+++ Dataset +++

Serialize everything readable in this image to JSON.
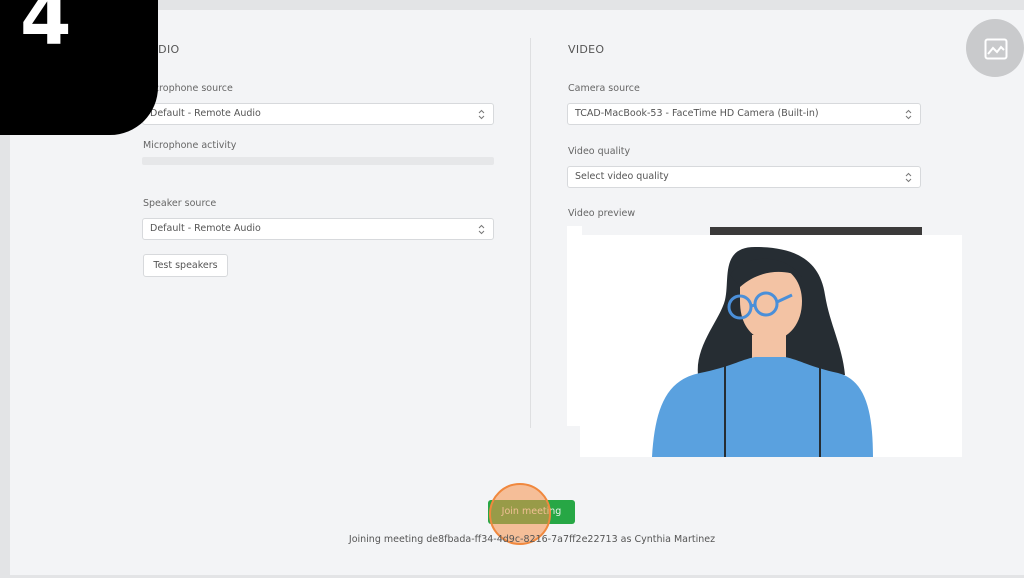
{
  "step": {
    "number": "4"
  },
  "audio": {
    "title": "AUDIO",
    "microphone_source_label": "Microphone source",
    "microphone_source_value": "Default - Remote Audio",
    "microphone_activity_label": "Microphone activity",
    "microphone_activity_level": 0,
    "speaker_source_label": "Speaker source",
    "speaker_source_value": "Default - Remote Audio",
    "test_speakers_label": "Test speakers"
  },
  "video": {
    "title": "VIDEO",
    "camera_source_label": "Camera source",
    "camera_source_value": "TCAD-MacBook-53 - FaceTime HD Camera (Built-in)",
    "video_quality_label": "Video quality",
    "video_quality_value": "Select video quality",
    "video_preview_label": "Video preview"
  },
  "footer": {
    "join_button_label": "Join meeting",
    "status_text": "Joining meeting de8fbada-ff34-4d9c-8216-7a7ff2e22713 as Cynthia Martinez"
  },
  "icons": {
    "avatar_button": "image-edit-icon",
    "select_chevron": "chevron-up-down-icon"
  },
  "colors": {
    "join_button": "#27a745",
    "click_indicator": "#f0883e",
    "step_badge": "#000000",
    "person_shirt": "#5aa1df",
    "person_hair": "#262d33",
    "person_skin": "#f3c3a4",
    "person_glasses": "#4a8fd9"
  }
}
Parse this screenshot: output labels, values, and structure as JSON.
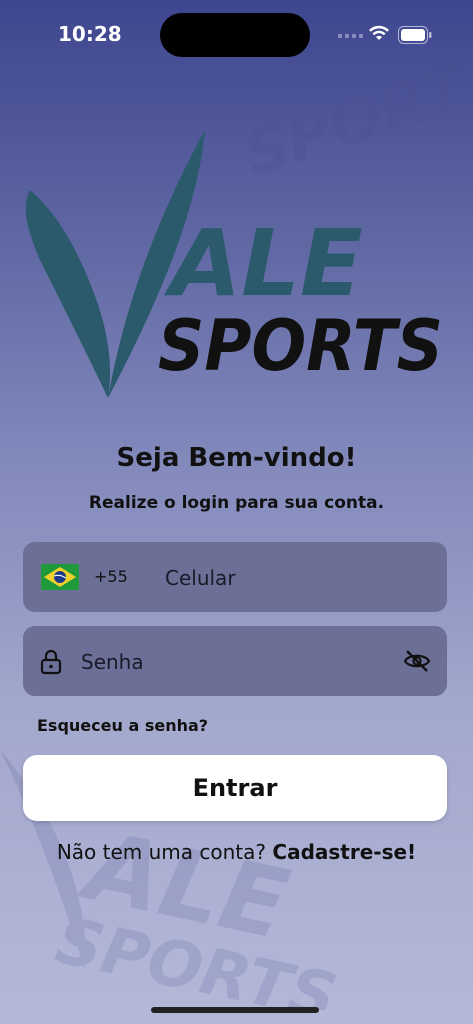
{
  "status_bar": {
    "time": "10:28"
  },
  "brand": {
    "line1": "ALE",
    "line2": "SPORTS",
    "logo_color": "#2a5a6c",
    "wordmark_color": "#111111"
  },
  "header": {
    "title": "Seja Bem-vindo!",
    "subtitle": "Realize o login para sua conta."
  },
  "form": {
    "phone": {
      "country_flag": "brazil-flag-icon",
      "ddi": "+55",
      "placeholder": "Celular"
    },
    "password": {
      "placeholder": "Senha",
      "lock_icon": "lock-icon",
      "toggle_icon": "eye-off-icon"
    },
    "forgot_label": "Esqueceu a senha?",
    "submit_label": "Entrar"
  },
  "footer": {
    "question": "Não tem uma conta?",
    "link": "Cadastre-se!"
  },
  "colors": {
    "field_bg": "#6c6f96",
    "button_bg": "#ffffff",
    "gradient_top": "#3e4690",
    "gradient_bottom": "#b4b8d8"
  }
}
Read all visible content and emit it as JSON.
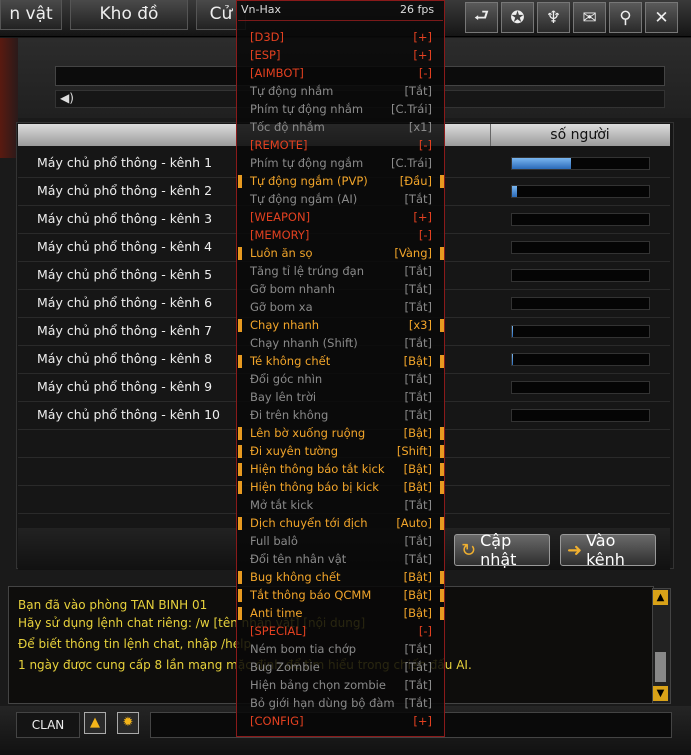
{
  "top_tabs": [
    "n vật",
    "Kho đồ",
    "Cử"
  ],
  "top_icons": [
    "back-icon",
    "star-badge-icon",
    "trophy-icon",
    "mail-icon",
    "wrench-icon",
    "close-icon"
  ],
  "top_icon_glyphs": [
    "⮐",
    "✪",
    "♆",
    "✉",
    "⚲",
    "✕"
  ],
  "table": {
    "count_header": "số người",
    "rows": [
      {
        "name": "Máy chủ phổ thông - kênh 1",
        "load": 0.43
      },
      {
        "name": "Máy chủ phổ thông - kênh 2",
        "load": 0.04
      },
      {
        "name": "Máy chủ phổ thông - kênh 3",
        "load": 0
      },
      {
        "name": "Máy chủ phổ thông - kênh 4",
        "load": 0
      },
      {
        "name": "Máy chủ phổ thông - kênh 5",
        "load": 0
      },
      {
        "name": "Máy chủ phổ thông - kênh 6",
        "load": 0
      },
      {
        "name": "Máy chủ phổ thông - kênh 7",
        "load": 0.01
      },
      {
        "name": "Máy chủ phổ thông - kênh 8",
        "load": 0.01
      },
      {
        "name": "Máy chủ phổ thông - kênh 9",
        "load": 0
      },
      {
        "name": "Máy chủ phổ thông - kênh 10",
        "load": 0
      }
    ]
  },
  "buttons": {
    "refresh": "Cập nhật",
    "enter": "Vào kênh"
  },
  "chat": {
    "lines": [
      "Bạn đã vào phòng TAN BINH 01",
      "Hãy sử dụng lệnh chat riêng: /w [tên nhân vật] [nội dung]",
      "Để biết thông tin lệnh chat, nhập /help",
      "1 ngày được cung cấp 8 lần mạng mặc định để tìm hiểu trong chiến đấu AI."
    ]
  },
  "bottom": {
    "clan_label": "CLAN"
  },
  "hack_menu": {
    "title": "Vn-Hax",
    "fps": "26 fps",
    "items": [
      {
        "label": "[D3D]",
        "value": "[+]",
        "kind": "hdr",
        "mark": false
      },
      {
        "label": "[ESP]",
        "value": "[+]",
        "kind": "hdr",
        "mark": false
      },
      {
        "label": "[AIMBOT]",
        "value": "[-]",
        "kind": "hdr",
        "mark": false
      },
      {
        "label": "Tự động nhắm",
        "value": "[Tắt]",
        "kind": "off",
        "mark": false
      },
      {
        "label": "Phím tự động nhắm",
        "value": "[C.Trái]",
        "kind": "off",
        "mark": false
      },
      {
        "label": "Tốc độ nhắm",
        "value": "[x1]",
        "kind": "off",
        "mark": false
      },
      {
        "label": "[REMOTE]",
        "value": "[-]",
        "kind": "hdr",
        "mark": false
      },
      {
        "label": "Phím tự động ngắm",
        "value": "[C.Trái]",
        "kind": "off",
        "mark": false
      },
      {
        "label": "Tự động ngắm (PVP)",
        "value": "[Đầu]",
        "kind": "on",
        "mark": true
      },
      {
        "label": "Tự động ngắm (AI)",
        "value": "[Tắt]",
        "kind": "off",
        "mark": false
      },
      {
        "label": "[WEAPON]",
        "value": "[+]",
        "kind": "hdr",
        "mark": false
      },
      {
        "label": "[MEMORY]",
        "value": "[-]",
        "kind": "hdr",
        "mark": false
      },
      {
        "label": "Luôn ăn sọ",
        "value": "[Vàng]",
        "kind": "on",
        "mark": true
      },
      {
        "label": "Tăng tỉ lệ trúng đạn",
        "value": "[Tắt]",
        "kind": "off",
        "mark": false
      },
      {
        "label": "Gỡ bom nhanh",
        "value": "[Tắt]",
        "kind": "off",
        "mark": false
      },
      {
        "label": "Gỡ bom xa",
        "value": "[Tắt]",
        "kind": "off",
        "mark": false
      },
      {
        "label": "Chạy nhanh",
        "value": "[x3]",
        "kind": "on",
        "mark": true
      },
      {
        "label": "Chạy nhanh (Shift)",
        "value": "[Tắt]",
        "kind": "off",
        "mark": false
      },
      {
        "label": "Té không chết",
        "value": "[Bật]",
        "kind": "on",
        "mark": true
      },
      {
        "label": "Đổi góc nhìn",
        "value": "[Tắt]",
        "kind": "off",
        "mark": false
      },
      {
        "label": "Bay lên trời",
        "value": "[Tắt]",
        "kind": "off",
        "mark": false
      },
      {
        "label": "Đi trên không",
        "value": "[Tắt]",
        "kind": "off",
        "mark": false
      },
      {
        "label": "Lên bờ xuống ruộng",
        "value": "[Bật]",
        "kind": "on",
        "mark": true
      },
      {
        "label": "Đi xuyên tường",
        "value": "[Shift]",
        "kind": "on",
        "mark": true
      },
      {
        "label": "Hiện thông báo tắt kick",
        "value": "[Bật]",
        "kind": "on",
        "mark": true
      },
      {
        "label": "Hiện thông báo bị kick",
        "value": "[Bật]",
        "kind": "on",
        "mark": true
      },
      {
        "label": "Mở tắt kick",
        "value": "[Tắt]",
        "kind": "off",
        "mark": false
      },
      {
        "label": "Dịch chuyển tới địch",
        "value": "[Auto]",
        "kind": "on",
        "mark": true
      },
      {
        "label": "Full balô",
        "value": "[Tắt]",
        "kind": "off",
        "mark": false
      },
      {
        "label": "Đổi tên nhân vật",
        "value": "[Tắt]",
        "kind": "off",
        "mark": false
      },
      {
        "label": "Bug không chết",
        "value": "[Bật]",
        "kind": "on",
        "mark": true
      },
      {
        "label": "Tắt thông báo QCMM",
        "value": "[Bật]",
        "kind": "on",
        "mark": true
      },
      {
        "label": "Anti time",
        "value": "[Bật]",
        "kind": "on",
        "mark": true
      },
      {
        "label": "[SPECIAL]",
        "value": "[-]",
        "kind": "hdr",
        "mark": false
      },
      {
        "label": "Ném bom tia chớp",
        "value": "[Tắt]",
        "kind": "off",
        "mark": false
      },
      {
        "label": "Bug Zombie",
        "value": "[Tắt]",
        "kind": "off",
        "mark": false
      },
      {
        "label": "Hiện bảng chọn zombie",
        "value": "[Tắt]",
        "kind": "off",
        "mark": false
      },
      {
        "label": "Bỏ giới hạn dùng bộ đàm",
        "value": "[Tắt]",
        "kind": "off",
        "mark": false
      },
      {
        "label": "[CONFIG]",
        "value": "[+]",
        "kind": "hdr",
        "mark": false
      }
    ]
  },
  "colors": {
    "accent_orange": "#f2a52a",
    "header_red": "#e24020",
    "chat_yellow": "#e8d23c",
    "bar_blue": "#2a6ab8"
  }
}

+++

• Directions for this task: Scan the material line by line and report each one that contains "lệnh".

• Solution:
      "Hãy sử dụng lệnh chat riêng: /w [tên nhân vật] [nội dung]",
      "Để biết thông tin lệnh chat, nhập /help",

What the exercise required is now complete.